GOAL: Copy out every line in which the string "place" occurs.

Saved data entries:
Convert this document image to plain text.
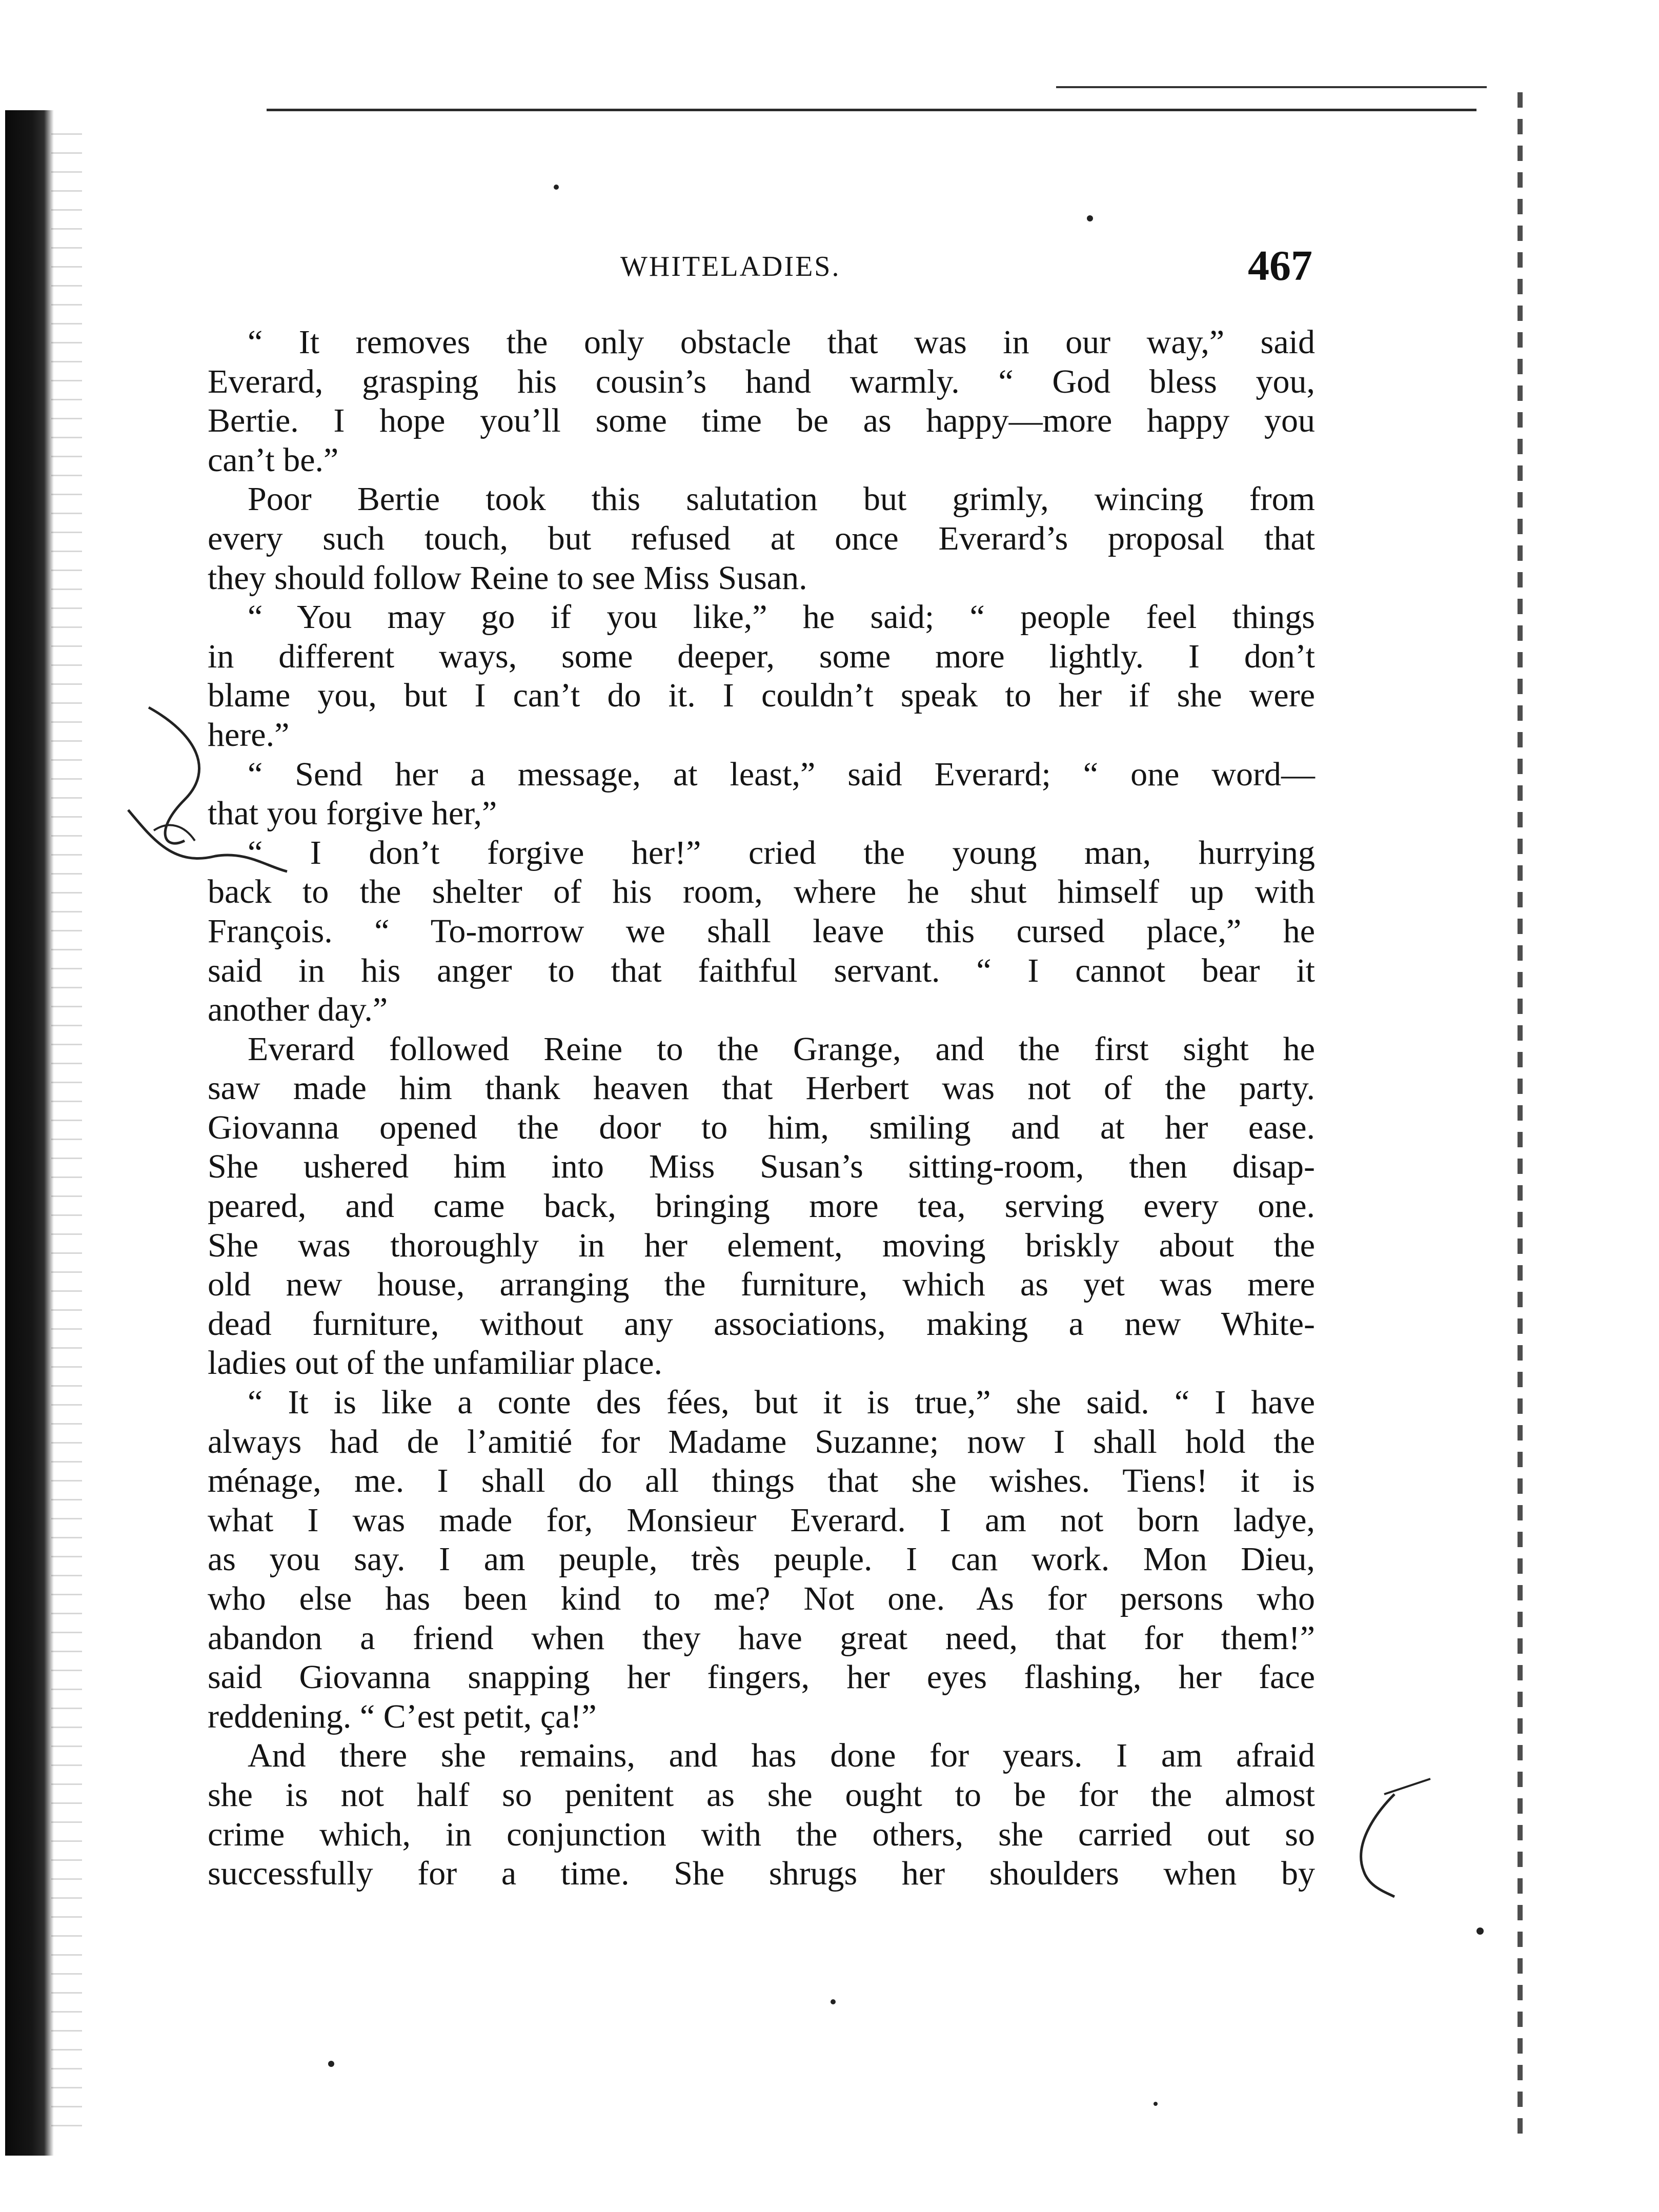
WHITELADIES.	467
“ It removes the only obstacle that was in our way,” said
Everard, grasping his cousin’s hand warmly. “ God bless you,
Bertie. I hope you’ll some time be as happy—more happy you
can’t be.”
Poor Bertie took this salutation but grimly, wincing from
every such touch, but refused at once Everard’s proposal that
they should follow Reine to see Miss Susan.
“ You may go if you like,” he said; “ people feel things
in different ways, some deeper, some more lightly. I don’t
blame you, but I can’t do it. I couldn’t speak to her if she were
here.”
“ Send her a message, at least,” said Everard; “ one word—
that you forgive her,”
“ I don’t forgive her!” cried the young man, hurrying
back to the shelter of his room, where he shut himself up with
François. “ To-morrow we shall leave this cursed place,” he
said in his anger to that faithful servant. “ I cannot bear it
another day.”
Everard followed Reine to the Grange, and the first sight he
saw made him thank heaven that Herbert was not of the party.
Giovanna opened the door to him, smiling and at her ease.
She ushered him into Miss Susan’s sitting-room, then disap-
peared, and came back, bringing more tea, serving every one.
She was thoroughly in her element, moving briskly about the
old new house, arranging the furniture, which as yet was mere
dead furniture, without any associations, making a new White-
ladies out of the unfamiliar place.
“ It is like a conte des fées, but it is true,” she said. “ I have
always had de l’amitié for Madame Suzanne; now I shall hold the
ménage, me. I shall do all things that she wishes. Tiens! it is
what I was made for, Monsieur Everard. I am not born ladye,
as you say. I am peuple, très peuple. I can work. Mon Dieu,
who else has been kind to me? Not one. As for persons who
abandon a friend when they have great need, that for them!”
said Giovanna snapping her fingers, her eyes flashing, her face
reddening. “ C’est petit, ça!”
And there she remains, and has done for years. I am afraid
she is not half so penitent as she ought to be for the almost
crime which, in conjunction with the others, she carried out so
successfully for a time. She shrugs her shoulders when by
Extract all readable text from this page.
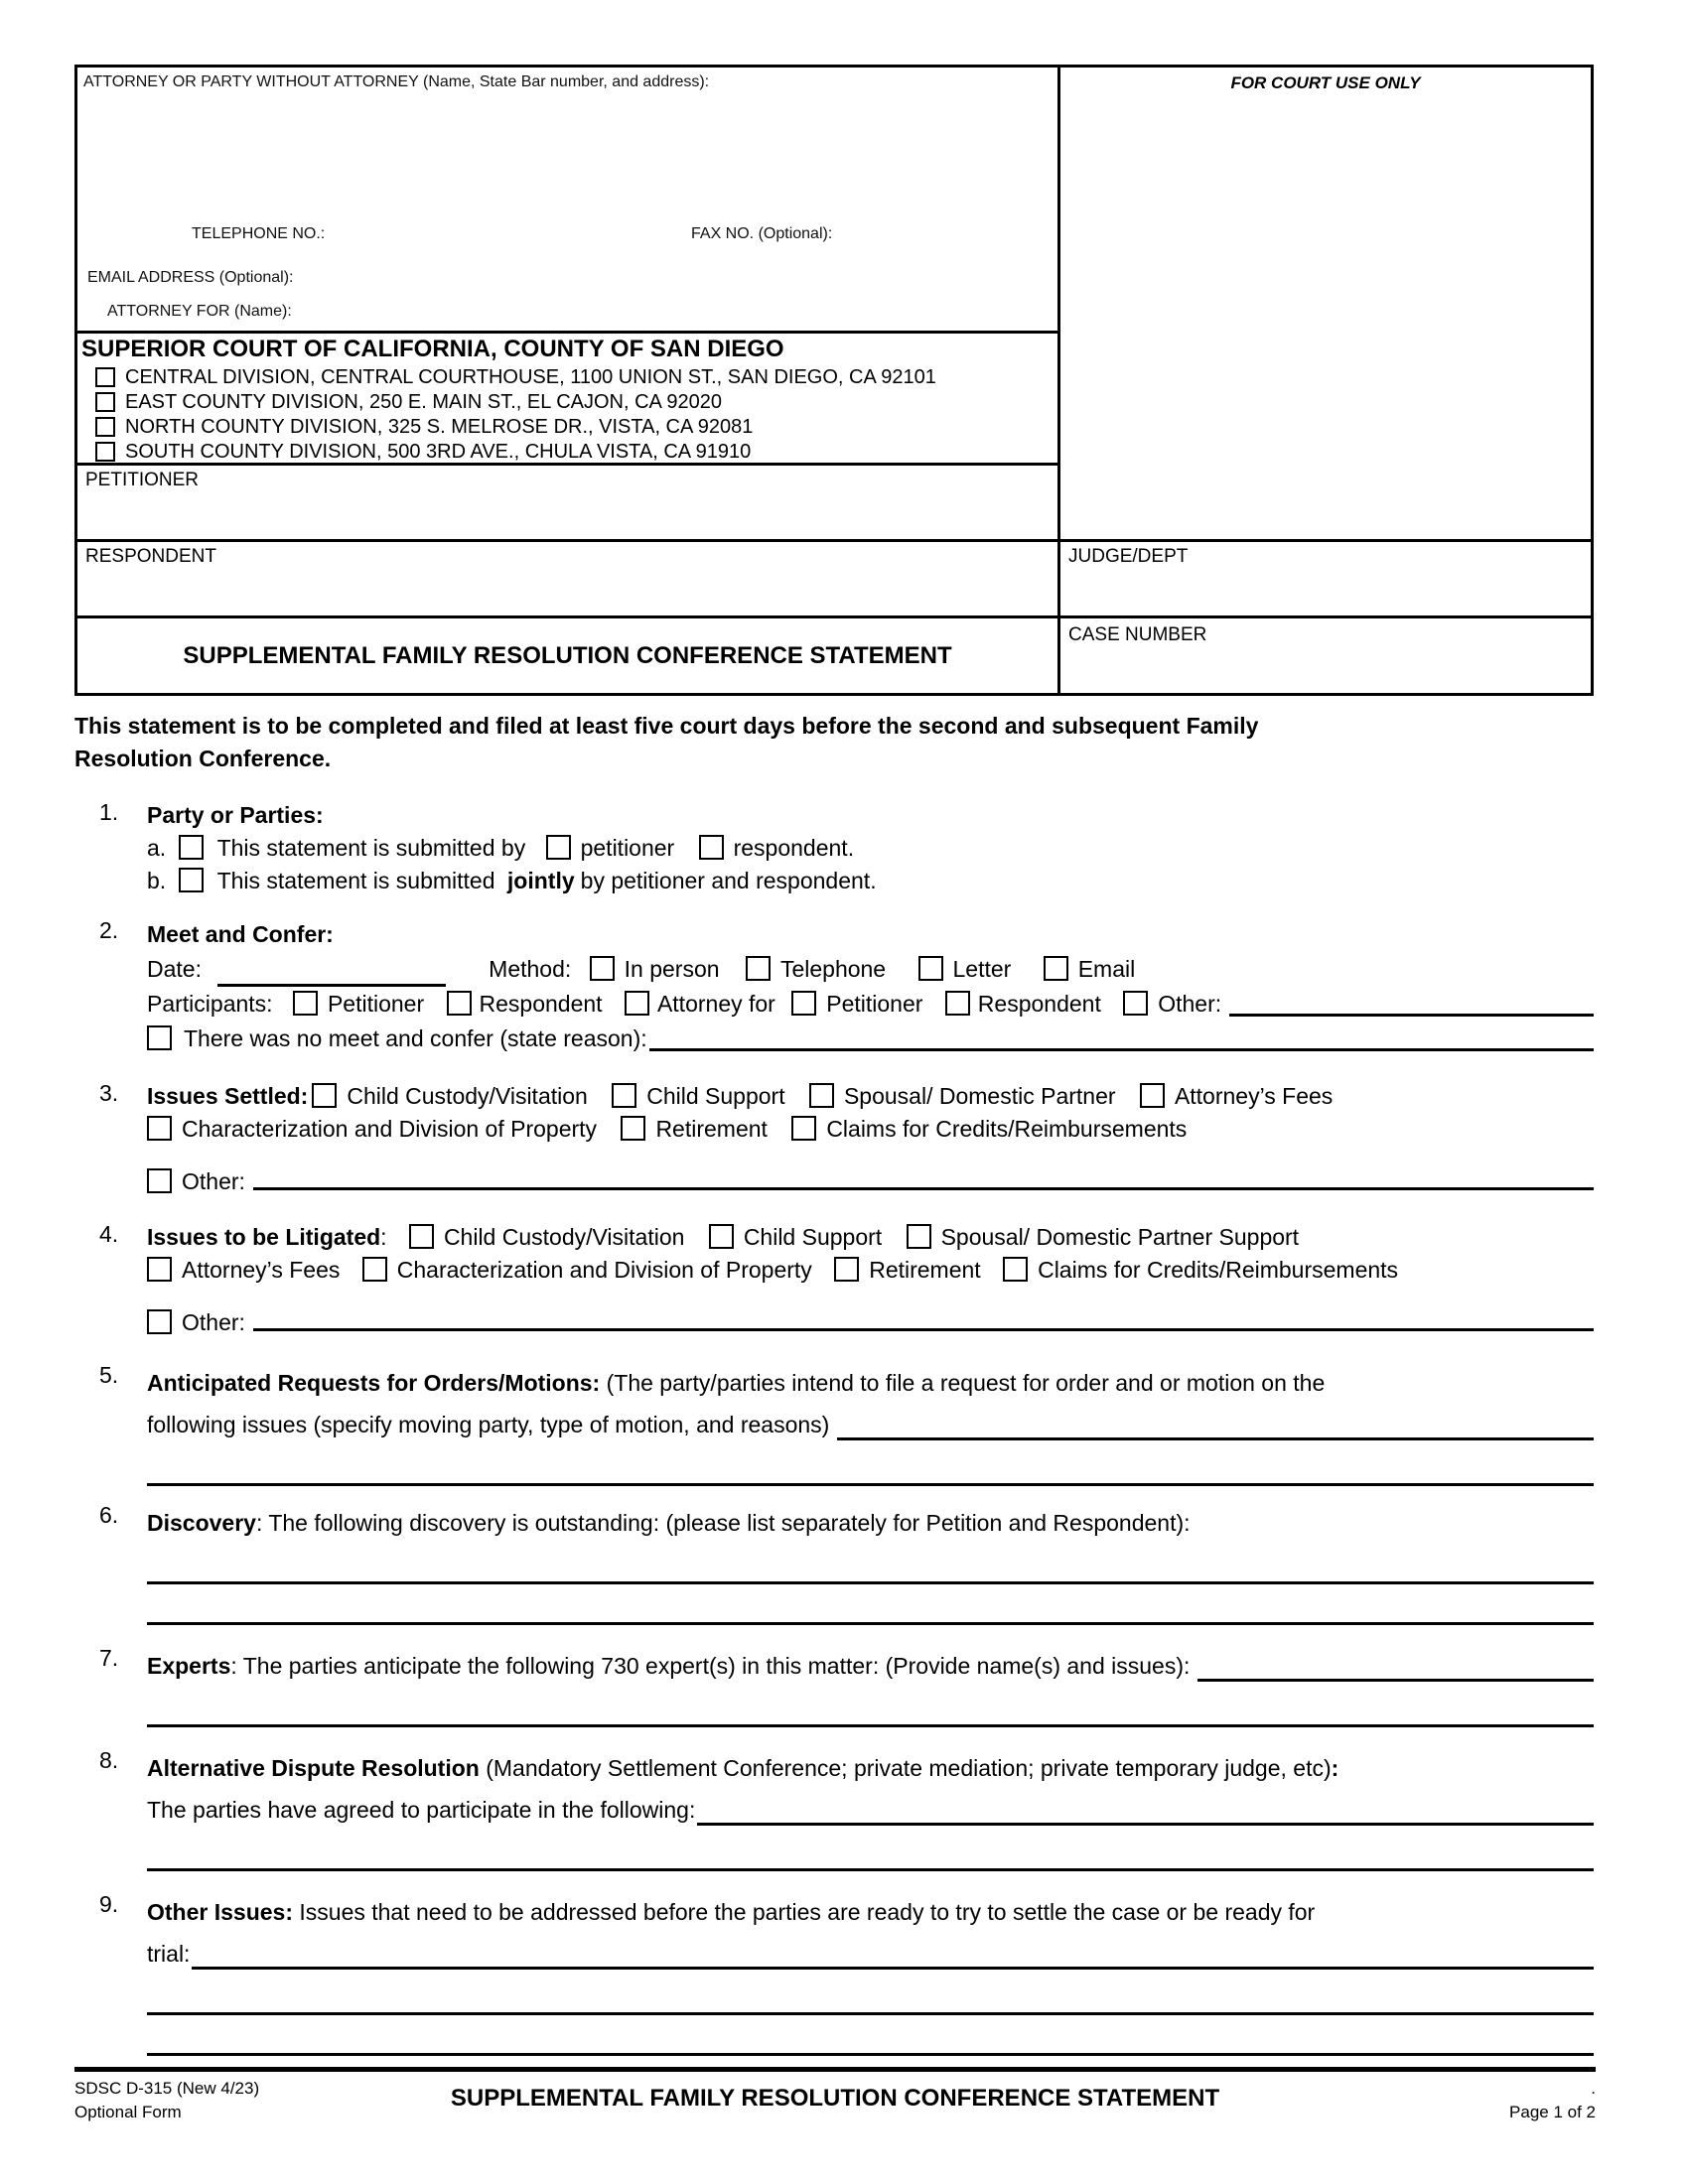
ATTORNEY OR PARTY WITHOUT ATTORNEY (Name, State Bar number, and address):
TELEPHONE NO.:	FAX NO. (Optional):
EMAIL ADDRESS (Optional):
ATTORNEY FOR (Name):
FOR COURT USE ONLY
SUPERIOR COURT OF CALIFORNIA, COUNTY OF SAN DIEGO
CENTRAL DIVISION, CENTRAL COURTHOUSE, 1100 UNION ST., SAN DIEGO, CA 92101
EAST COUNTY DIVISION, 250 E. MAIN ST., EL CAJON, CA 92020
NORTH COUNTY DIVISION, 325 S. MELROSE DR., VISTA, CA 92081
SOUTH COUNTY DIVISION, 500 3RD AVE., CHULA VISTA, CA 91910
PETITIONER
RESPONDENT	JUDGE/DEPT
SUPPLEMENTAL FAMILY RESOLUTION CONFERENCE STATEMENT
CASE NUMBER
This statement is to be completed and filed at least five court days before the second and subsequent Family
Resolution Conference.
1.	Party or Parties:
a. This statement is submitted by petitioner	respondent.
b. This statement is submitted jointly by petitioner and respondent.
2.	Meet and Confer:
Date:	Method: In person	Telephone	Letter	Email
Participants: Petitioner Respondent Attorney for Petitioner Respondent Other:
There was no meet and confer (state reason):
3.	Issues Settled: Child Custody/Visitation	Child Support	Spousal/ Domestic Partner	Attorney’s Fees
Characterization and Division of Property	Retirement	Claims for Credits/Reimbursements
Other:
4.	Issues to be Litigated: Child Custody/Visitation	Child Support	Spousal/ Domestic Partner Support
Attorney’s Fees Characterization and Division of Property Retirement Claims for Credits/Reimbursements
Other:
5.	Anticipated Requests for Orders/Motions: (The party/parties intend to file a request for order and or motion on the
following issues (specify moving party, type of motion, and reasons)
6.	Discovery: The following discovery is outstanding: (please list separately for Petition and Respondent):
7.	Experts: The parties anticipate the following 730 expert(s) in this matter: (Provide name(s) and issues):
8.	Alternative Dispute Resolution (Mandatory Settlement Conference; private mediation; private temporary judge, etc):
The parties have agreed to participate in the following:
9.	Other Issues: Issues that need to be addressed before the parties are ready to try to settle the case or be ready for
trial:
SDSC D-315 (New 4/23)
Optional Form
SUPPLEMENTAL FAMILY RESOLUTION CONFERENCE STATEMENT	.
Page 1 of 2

EXERCISE RESULT:
François. “ To-morrow we shall leave this cursed place,” he
ladies out of the unfamiliar place.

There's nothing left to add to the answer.